Exercise:
Write out the full set of records exactly. Any pictures in them do not belong in the copy.

Listed entries:

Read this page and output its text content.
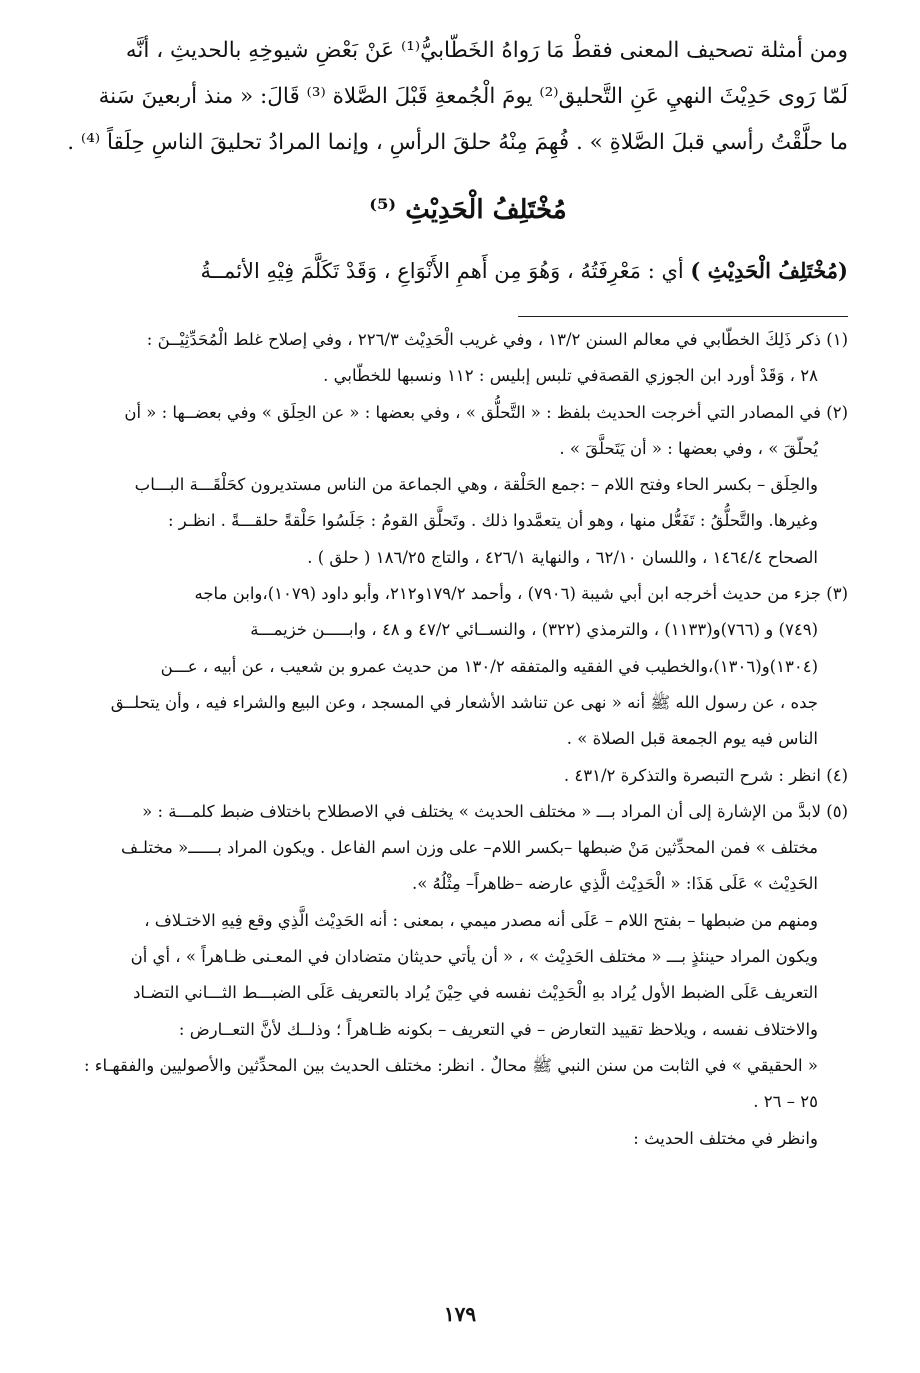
ومن أمثلة تصحيف المعنى فقطْ مَا رَواهُ الخَطّابيُّ⁽¹⁾ عَنْ بَعْضِ شيوخِهِ بالحديثِ ، أنَّه
لَمّا رَوى حَدِيْثَ النهيِ عَنِ التَّحليق⁽²⁾ يومَ الْجُمعةِ قَبْلَ الصَّلاة ⁽³⁾ قَالَ: « منذ أربعينَ سَنة
ما حلَّقْتُ رأسي قبلَ الصَّلاةِ » . فُهِمَ مِنْهُ حلقَ الرأسِ ، وإنما المرادُ تحليقَ الناسِ حِلَقاً ⁽⁴⁾ .
مُخْتَلِفُ الْحَدِيْثِ ⁽⁵⁾
(مُخْتَلِفُ الْحَدِيْثِ ) أي : مَعْرِفَتُهُ ، وَهُوَ مِن أَهمِ الأَنْوَاعِ ، وَقَدْ تَكَلَّمَ فِيْهِ الأئمــةُ
(١) ذكر ذَلِكَ الخطّابي في معالم السنن ١٣/٢ ، وفي غريب الْحَدِيْث ٢٢٦/٣ ، وفي إصلاح غلط الْمُحَدِّثِيْــنَ :
٢٨ ، وَقَدْ أورد ابن الجوزي القصةفي تلبس إبليس : ١١٢ ونسبها للخطّابي .
(٢) في المصادر التي أخرجت الحديث بلفظ : « التَّحلُّق » ، وفي بعضها : « عن الحِلَق » وفي بعضــها : « أن
يُحلّقَ » ، وفي بعضها : « أن يَتَحلَّقَ » .
والحِلَق – بكسر الحاء وفتح اللام – :جمع الحَلْقة ، وهي الجماعة من الناس مستديرون كحَلْقَـــة البـــاب
وغيرها. والتَّحلُّقُ : تَفَعُّل منها ، وهو أن يتعمَّدوا ذلك . وتَحلَّق القومُ : جَلَسُوا حَلْقةً حلقـــةً . انظـر :
الصحاح ١٤٦٤/٤ ، واللسان ٦٢/١٠ ، والنهاية ٤٢٦/١ ، والتاج ١٨٦/٢٥ ( حلق ) .
(٣) جزء من حديث أخرجه ابن أبي شيبة (٧٩٠٦) ، وأحمد ١٧٩/٢و٢١٢، وأبو داود (١٠٧٩)،وابن ماجه
(٧٤٩) و (٧٦٦)و(١١٣٣) ، والترمذي (٣٢٢) ، والنســائي ٤٧/٢ و ٤٨ ، وابـــــن خزيمـــة
(١٣٠٤)و(١٣٠٦)،والخطيب في الفقيه والمتفقه ١٣٠/٢ من حديث عمرو بن شعيب ، عن أبيه ، عـــن
جده ، عن رسول الله ﷺ أنه « نهى عن تناشد الأشعار في المسجد ، وعن البيع والشراء فيه ، وأن يتحلــق
الناس فيه يوم الجمعة قبل الصلاة » .
(٤) انظر : شرح التبصرة والتذكرة ٤٣١/٢ .
(٥) لابدَّ من الإشارة إلى أن المراد بـــ « مختلف الحديث » يختلف في الاصطلاح باختلاف ضبط كلمـــة : «
مختلف » فمن المحدِّثين مَنْ ضبطها –بكسر اللام– على وزن اسم الفاعل . ويكون المراد بــــــ« مختلـف
الحَدِيْث » عَلَى هَذَا: « الْحَدِيْث الَّذِي عارضه –ظاهراً– مِثْلُهُ ».
ومنهم من ضبطها – بفتح اللام – عَلَى أنه مصدر ميمي ، بمعنى : أنه الحَدِيْث الَّذِي وقع فِيهِ الاختـلاف ،
ويكون المراد حينئذٍ بـــ « مختلف الحَدِيْث » ، « أن يأتي حديثان متضادان في المعـنى ظـاهراً » ، أي أن
التعريف عَلَى الضبط الأول يُراد بهِ الْحَدِيْث نفسه في حِيْنَ يُراد بالتعريف عَلَى الضبـــط الثـــاني التضـاد
والاختلاف نفسه ، ويلاحظ تقييد التعارض – في التعريف – بكونه ظـاهراً ؛ وذلــك لأنَّ التعــارض :
« الحقيقي » في الثابت من سنن النبي ﷺ محالٌ . انظر: مختلف الحديث بين المحدِّثين والأصوليين والفقهـاء :
٢٥ – ٢٦ .
وانظر في مختلف الحديث :
١٧٩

Solution for this problem:
Read this page and output its text content.
ومن أمثلة تصحيف المعنى فقطْ مَا رَواهُ الخَطّابيُّ⁽¹⁾ عَنْ بَعْضِ شيوخِهِ بالحديثِ ، أنَّه
لَمّا رَوى حَدِيْثَ النهيِ عَنِ التَّحليق⁽²⁾ يومَ الْجُمعةِ قَبْلَ الصَّلاة ⁽³⁾ قَالَ: « منذ أربعينَ سَنة
ما حلَّقْتُ رأسي قبلَ الصَّلاةِ » . فُهِمَ مِنْهُ حلقَ الرأسِ ، وإنما المرادُ تحليقَ الناسِ حِلَقاً ⁽⁴⁾ .
مُخْتَلِفُ الْحَدِيْثِ ⁽⁵⁾
(مُخْتَلِفُ الْحَدِيْثِ ) أي : مَعْرِفَتُهُ ، وَهُوَ مِن أَهمِ الأَنْوَاعِ ، وَقَدْ تَكَلَّمَ فِيْهِ الأئمــةُ
(١) ذكر ذَلِكَ الخطّابي في معالم السنن ١٣/٢ ، وفي غريب الْحَدِيْث ٢٢٦/٣ ، وفي إصلاح غلط الْمُحَدِّثِيْــنَ :
٢٨ ، وَقَدْ أورد ابن الجوزي القصةفي تلبس إبليس : ١١٢ ونسبها للخطّابي .
(٢) في المصادر التي أخرجت الحديث بلفظ : « التَّحلُّق » ، وفي بعضها : « عن الحِلَق » وفي بعضــها : « أن
يُحلّقَ » ، وفي بعضها : « أن يَتَحلَّقَ » .
والحِلَق – بكسر الحاء وفتح اللام – :جمع الحَلْقة ، وهي الجماعة من الناس مستديرون كحَلْقَـــة البـــاب
وغيرها. والتَّحلُّقُ : تَفَعُّل منها ، وهو أن يتعمَّدوا ذلك . وتَحلَّق القومُ : جَلَسُوا حَلْقةً حلقـــةً . انظـر :
الصحاح ١٤٦٤/٤ ، واللسان ٦٢/١٠ ، والنهاية ٤٢٦/١ ، والتاج ١٨٦/٢٥ ( حلق ) .
(٣) جزء من حديث أخرجه ابن أبي شيبة (٧٩٠٦) ، وأحمد ١٧٩/٢و٢١٢، وأبو داود (١٠٧٩)،وابن ماجه
(٧٤٩) و (٧٦٦)و(١١٣٣) ، والترمذي (٣٢٢) ، والنســائي ٤٧/٢ و ٤٨ ، وابـــــن خزيمـــة
(١٣٠٤)و(١٣٠٦)،والخطيب في الفقيه والمتفقه ١٣٠/٢ من حديث عمرو بن شعيب ، عن أبيه ، عـــن
جده ، عن رسول الله ﷺ أنه « نهى عن تناشد الأشعار في المسجد ، وعن البيع والشراء فيه ، وأن يتحلــق
الناس فيه يوم الجمعة قبل الصلاة » .
(٤) انظر : شرح التبصرة والتذكرة ٤٣١/٢ .
(٥) لابدَّ من الإشارة إلى أن المراد بـــ « مختلف الحديث » يختلف في الاصطلاح باختلاف ضبط كلمـــة : «
مختلف » فمن المحدِّثين مَنْ ضبطها –بكسر اللام– على وزن اسم الفاعل . ويكون المراد بــــــ« مختلـف
الحَدِيْث » عَلَى هَذَا: « الْحَدِيْث الَّذِي عارضه –ظاهراً– مِثْلُهُ ».
ومنهم من ضبطها – بفتح اللام – عَلَى أنه مصدر ميمي ، بمعنى : أنه الحَدِيْث الَّذِي وقع فِيهِ الاختـلاف ،
ويكون المراد حينئذٍ بـــ « مختلف الحَدِيْث » ، « أن يأتي حديثان متضادان في المعـنى ظـاهراً » ، أي أن
التعريف عَلَى الضبط الأول يُراد بهِ الْحَدِيْث نفسه في حِيْنَ يُراد بالتعريف عَلَى الضبـــط الثـــاني التضـاد
والاختلاف نفسه ، ويلاحظ تقييد التعارض – في التعريف – بكونه ظـاهراً ؛ وذلــك لأنَّ التعــارض :
« الحقيقي » في الثابت من سنن النبي ﷺ محالٌ . انظر: مختلف الحديث بين المحدِّثين والأصوليين والفقهـاء :
٢٥ – ٢٦ .
وانظر في مختلف الحديث :
١٧٩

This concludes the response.